▸ PROBLEM TO WORK ON
Which lines contain the word "queso"? Return each of them as written.

▸ SUPPLIED RECORDS
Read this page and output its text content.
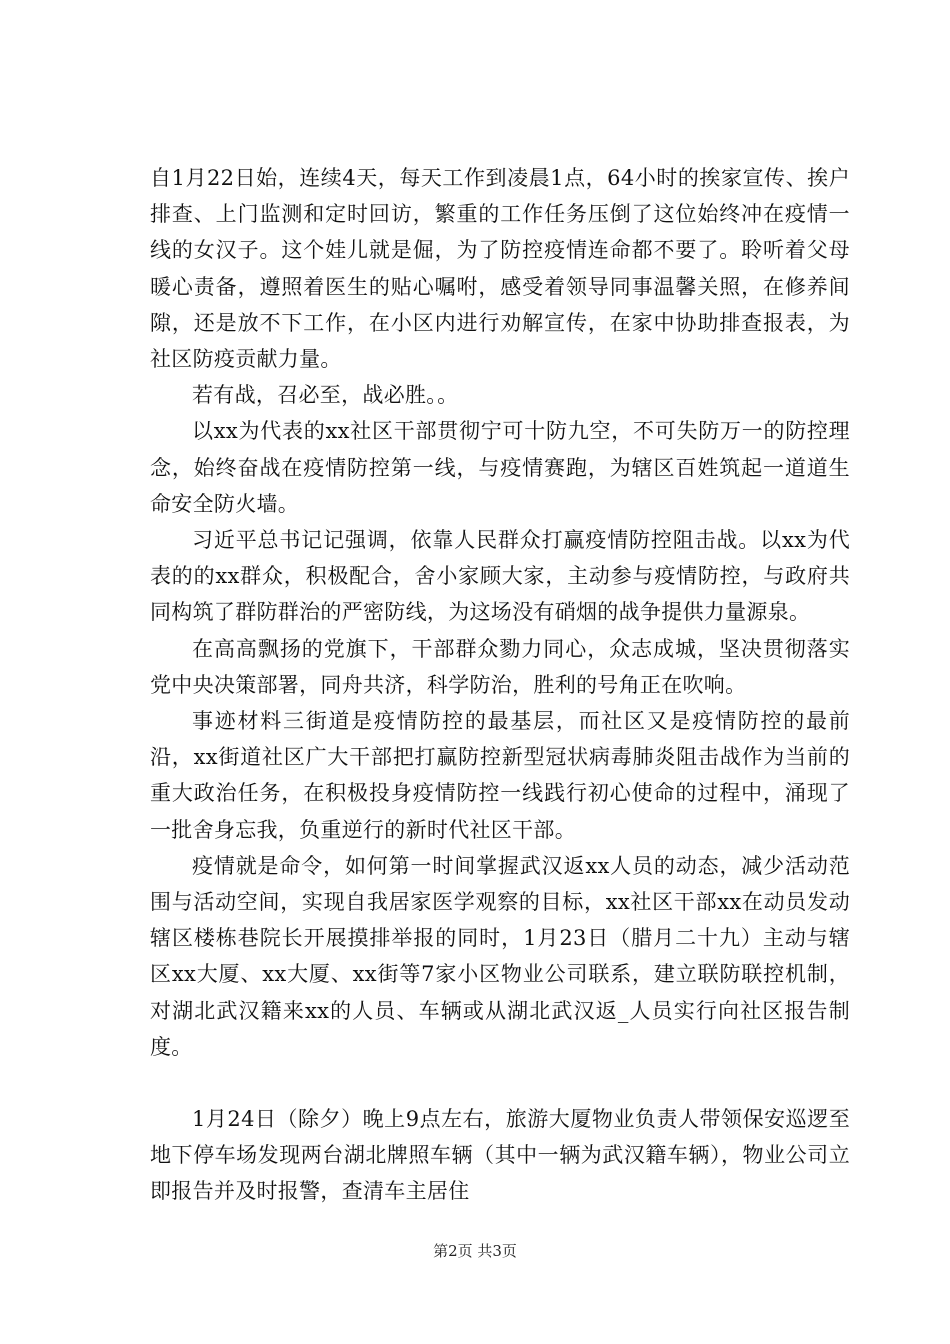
自1月22日始，连续4天，每天工作到凌晨1点，64小时的挨家宣传、挨户排查、上门监测和定时回访，繁重的工作任务压倒了这位始终冲在疫情一线的女汉子。这个娃儿就是倔，为了防控疫情连命都不要了。聆听着父母暖心责备，遵照着医生的贴心嘱咐，感受着领导同事温馨关照，在修养间隙，还是放不下工作，在小区内进行劝解宣传，在家中协助排查报表，为社区防疫贡献力量。

若有战，召必至，战必胜。。

以xx为代表的xx社区干部贯彻宁可十防九空，不可失防万一的防控理念，始终奋战在疫情防控第一线，与疫情赛跑，为辖区百姓筑起一道道生命安全防火墙。

习近平总书记记强调，依靠人民群众打赢疫情防控阻击战。以xx为代表的的xx群众，积极配合，舍小家顾大家，主动参与疫情防控，与政府共同构筑了群防群治的严密防线，为这场没有硝烟的战争提供力量源泉。

在高高飘扬的党旗下，干部群众勠力同心，众志成城，坚决贯彻落实党中央决策部署，同舟共济，科学防治，胜利的号角正在吹响。

事迹材料三街道是疫情防控的最基层，而社区又是疫情防控的最前沿，xx街道社区广大干部把打赢防控新型冠状病毒肺炎阻击战作为当前的重大政治任务，在积极投身疫情防控一线践行初心使命的过程中，涌现了一批舍身忘我，负重逆行的新时代社区干部。

疫情就是命令，如何第一时间掌握武汉返xx人员的动态，减少活动范围与活动空间，实现自我居家医学观察的目标，xx社区干部xx在动员发动辖区楼栋巷院长开展摸排举报的同时，1月23日（腊月二十九）主动与辖区xx大厦、xx大厦、xx街等7家小区物业公司联系，建立联防联控机制，对湖北武汉籍来xx的人员、车辆或从湖北武汉返_人员实行向社区报告制度。

1月24日（除夕）晚上9点左右，旅游大厦物业负责人带领保安巡逻至地下停车场发现两台湖北牌照车辆（其中一辆为武汉籍车辆），物业公司立即报告并及时报警，查清车主居住

第2页 共3页
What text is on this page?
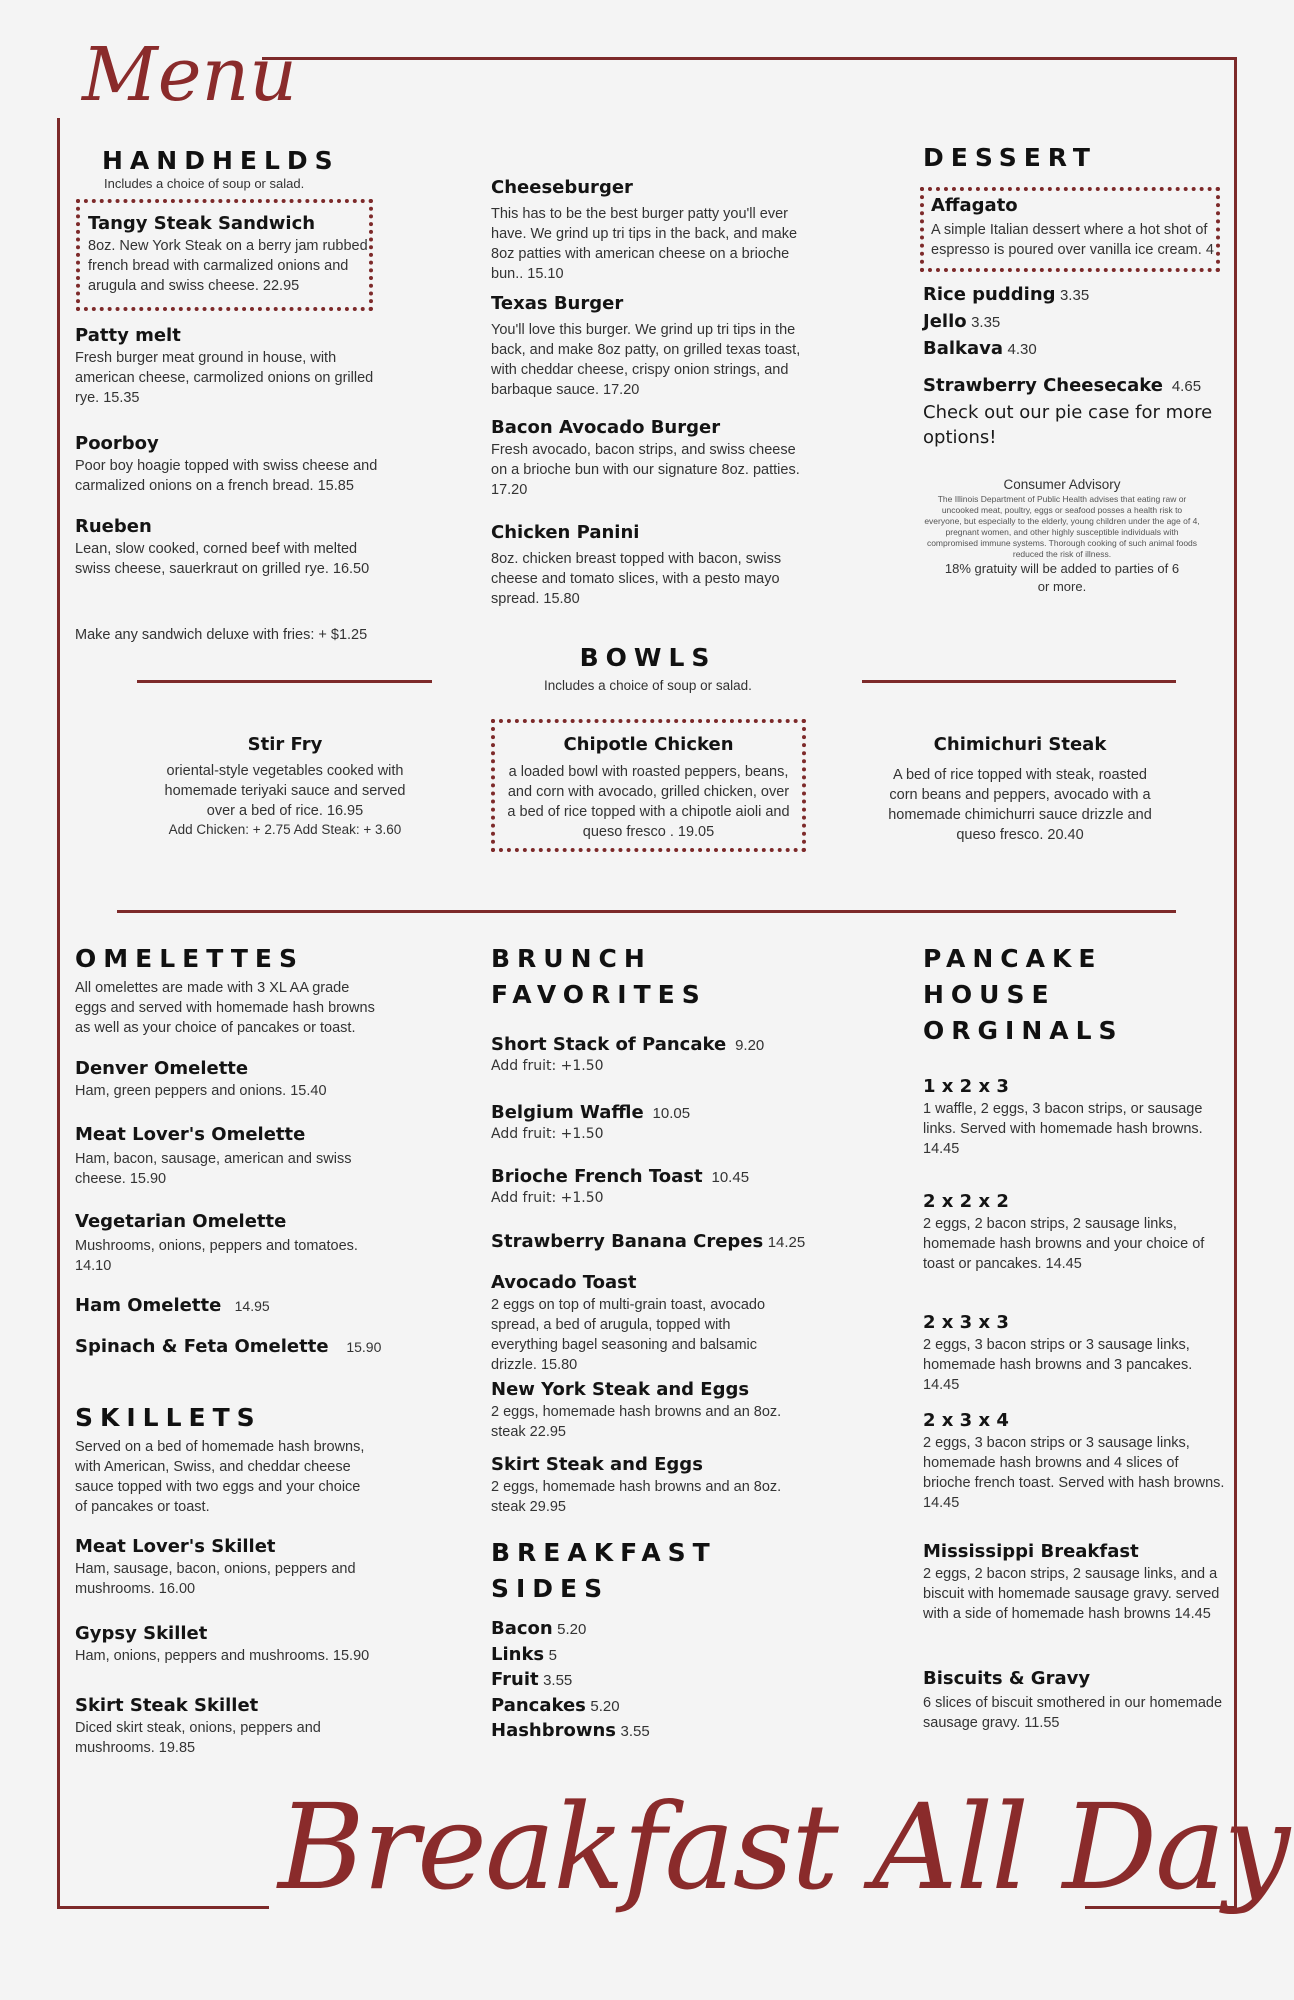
Menu
Breakfast All Day
HANDHELDS
Includes a choice of soup or salad.
Tangy Steak Sandwich
8oz. New York Steak on a berry jam rubbed french bread with carmalized onions and arugula and swiss cheese. 22.95
Patty melt
Fresh burger meat ground in house, with american cheese, carmolized onions on grilled rye. 15.35
Poorboy
Poor boy hoagie topped with swiss cheese and carmalized onions on a french bread. 15.85
Rueben
Lean, slow cooked, corned beef with melted swiss cheese, sauerkraut on grilled rye. 16.50
Make any sandwich deluxe with fries: + $1.25
Cheeseburger
This has to be the best burger patty you'll ever have. We grind up tri tips in the back, and make 8oz patties with american cheese on a brioche bun.. 15.10
Texas Burger
You'll love this burger. We grind up tri tips in the back, and make 8oz patty, on grilled texas toast, with cheddar cheese, crispy onion strings, and barbaque sauce. 17.20
Bacon Avocado Burger
Fresh avocado, bacon strips, and swiss cheese on a brioche bun with our signature 8oz. patties. 17.20
Chicken Panini
8oz. chicken breast topped with bacon, swiss cheese and tomato slices, with a pesto mayo spread. 15.80
DESSERT
Affagato
A simple Italian dessert where a hot shot of espresso is poured over vanilla ice cream. 4
Rice pudding 3.35
Jello 3.35
Balkava 4.30
Strawberry Cheesecake 4.65
Check out our pie case for more options!
Consumer Advisory
The Illinois Department of Public Health advises that eating raw or uncooked meat, poultry, eggs or seafood posses a health risk to everyone, but especially to the elderly, young children under the age of 4, pregnant women, and other highly susceptible individuals with compromised immune systems. Thorough cooking of such animal foods reduced the risk of illness.
18% gratuity will be added to parties of 6 or more.
BOWLS
Includes a choice of soup or salad.
Stir Fry
oriental-style vegetables cooked with homemade teriyaki sauce and served over a bed of rice. 16.95
Add Chicken: + 2.75 Add Steak: + 3.60
Chipotle Chicken
a loaded bowl with roasted peppers, beans, and corn with avocado, grilled chicken, over a bed of rice topped with a chipotle aioli and queso fresco . 19.05
Chimichuri Steak
A bed of rice topped with steak, roasted corn beans and peppers, avocado with a homemade chimichurri sauce drizzle and queso fresco. 20.40
OMELETTES
All omelettes are made with 3 XL AA grade eggs and served with homemade hash browns as well as your choice of pancakes or toast.
Denver Omelette
Ham, green peppers and onions. 15.40
Meat Lover's Omelette
Ham, bacon, sausage, american and swiss cheese. 15.90
Vegetarian Omelette
Mushrooms, onions, peppers and tomatoes. 14.10
Ham Omelette 14.95
Spinach & Feta Omelette 15.90
SKILLETS
Served on a bed of homemade hash browns, with American, Swiss, and cheddar cheese sauce topped with two eggs and your choice of pancakes or toast.
Meat Lover's Skillet
Ham, sausage, bacon, onions, peppers and mushrooms. 16.00
Gypsy Skillet
Ham, onions, peppers and mushrooms. 15.90
Skirt Steak Skillet
Diced skirt steak, onions, peppers and mushrooms. 19.85
BRUNCH
FAVORITES
Short Stack of Pancake 9.20
Add fruit: +1.50
Belgium Waffle 10.05
Add fruit: +1.50
Brioche French Toast 10.45
Add fruit: +1.50
Strawberry Banana Crepes 14.25
Avocado Toast
2 eggs on top of multi-grain toast, avocado spread, a bed of arugula, topped with everything bagel seasoning and balsamic drizzle. 15.80
New York Steak and Eggs
2 eggs, homemade hash browns and an 8oz. steak 22.95
Skirt Steak and Eggs
2 eggs, homemade hash browns and an 8oz. steak 29.95
BREAKFAST
SIDES
Bacon 5.20
Links 5
Fruit 3.55
Pancakes 5.20
Hashbrowns 3.55
PANCAKE
HOUSE
ORGINALS
1 x 2 x 3
1 waffle, 2 eggs, 3 bacon strips, or sausage links. Served with homemade hash browns. 14.45
2 x 2 x 2
2 eggs, 2 bacon strips, 2 sausage links, homemade hash browns and your choice of toast or pancakes. 14.45
2 x 3 x 3
2 eggs, 3 bacon strips or 3 sausage links, homemade hash browns and 3 pancakes. 14.45
2 x 3 x 4
2 eggs, 3 bacon strips or 3 sausage links, homemade hash browns and 4 slices of brioche french toast. Served with hash browns. 14.45
Mississippi Breakfast
2 eggs, 2 bacon strips, 2 sausage links, and a biscuit with homemade sausage gravy. served with a side of homemade hash browns 14.45
Biscuits & Gravy
6 slices of biscuit smothered in our homemade sausage gravy. 11.55
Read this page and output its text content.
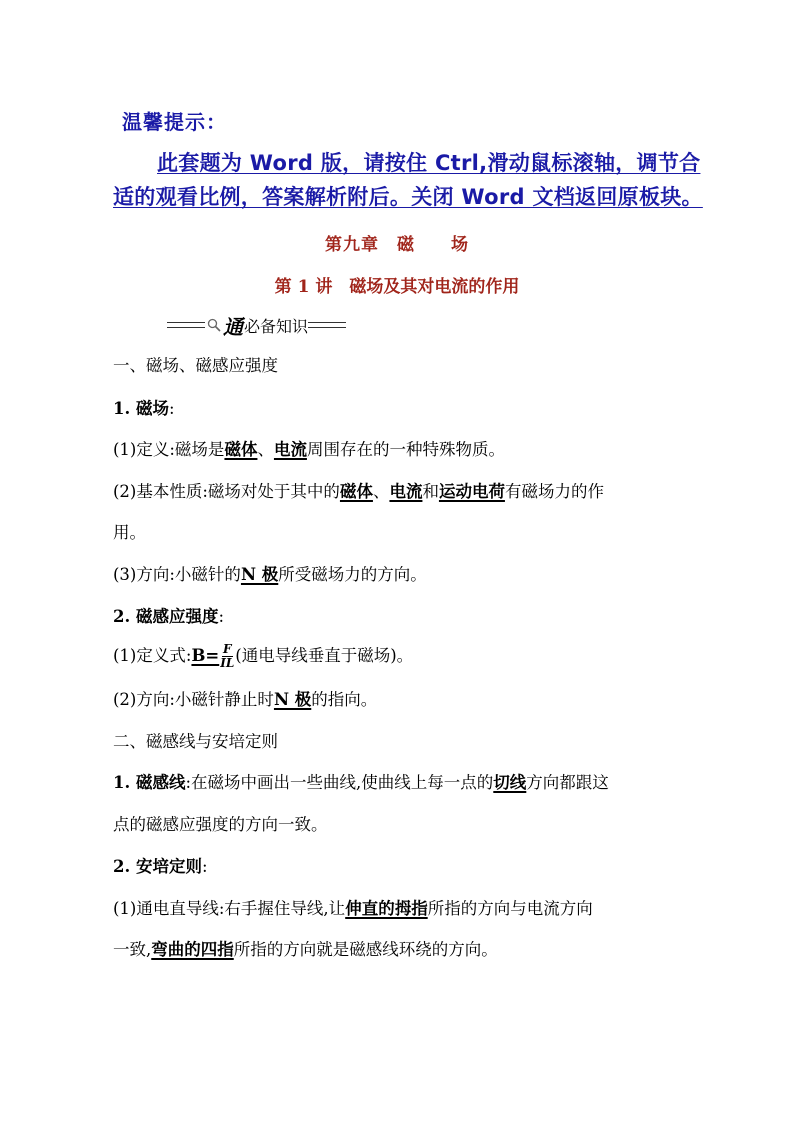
温馨提示：
此套题为 Word 版，请按住 Ctrl,滑动鼠标滚轴，调节合适的观看比例，答案解析附后。关闭 Word 文档返回原板块。
第九章　磁　　场
第 1 讲　磁场及其对电流的作用
通 必备知识
一、磁场、磁感应强度
1. 磁场:
(1)定义:磁场是磁体、电流周围存在的一种特殊物质。
(2)基本性质:磁场对处于其中的磁体、电流和运动电荷有磁场力的作
用。
(3)方向:小磁针的N 极所受磁场力的方向。
2. 磁感应强度:
(1)定义式:B= $\frac{F}{IL}$ (通电导线垂直于磁场)。
(2)方向:小磁针静止时N 极的指向。
二、磁感线与安培定则
1. 磁感线:在磁场中画出一些曲线,使曲线上每一点的切线方向都跟这
点的磁感应强度的方向一致。
2. 安培定则:
(1)通电直导线:右手握住导线,让伸直的拇指所指的方向与电流方向
一致,弯曲的四指所指的方向就是磁感线环绕的方向。
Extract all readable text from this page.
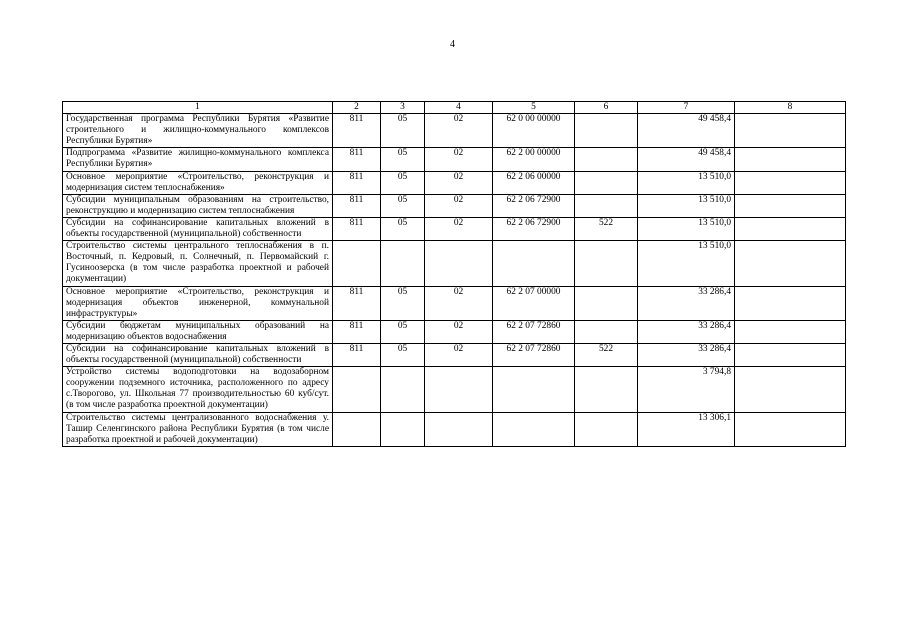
4
1	2	3	4	5	6	7	8
Государственная программа Республики Бурятия «Развитие строительного и жилищно-коммунального комплексов Республики Бурятия»	811	05	02	62 0 00 00000		49 458,4	
Подпрограмма «Развитие жилищно-коммунального комплекса Республики Бурятия»	811	05	02	62 2 00 00000		49 458,4	
Основное мероприятие «Строительство, реконструкция и модернизация систем теплоснабжения»	811	05	02	62 2 06 00000		13 510,0	
Субсидии муниципальным образованиям на строительство, реконструкцию и модернизацию систем теплоснабжения	811	05	02	62 2 06 72900		13 510,0	
Субсидии на софинансирование капитальных вложений в объекты государственной (муниципальной) собственности	811	05	02	62 2 06 72900	522	13 510,0	
Строительство системы центрального теплоснабжения в п. Восточный, п. Кедровый, п. Солнечный, п. Первомайский г. Гусиноозерска (в том числе разработка проектной и рабочей документации)						13 510,0	
Основное мероприятие «Строительство, реконструкция и модернизация объектов инженерной, коммунальной инфраструктуры»	811	05	02	62 2 07 00000		33 286,4	
Субсидии бюджетам муниципальных образований на модернизацию объектов водоснабжения	811	05	02	62 2 07 72860		33 286,4	
Субсидии на софинансирование капитальных вложений в объекты государственной (муниципальной) собственности	811	05	02	62 2 07 72860	522	33 286,4	
Устройство системы водоподготовки на водозаборном сооружении подземного источника, расположенного по адресу с.Творогово, ул. Школьная 77 производительностью 60 куб/сут. (в том числе разработка проектной документации)						3 794,8	
Строительство системы централизованного водоснабжения у. Ташир Селенгинского района Республики Бурятия (в том числе разработка проектной и рабочей документации)						13 306,1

▸ SOLVED EXERCISE
a loaded bowl with roasted peppers, beans, and corn with avocado, grilled chicken, over a bed of rice topped with a chipotle aioli and queso fresco . 19.05
A bed of rice topped with steak, roasted corn beans and peppers, avocado with a homemade chimichurri sauce drizzle and queso fresco. 20.40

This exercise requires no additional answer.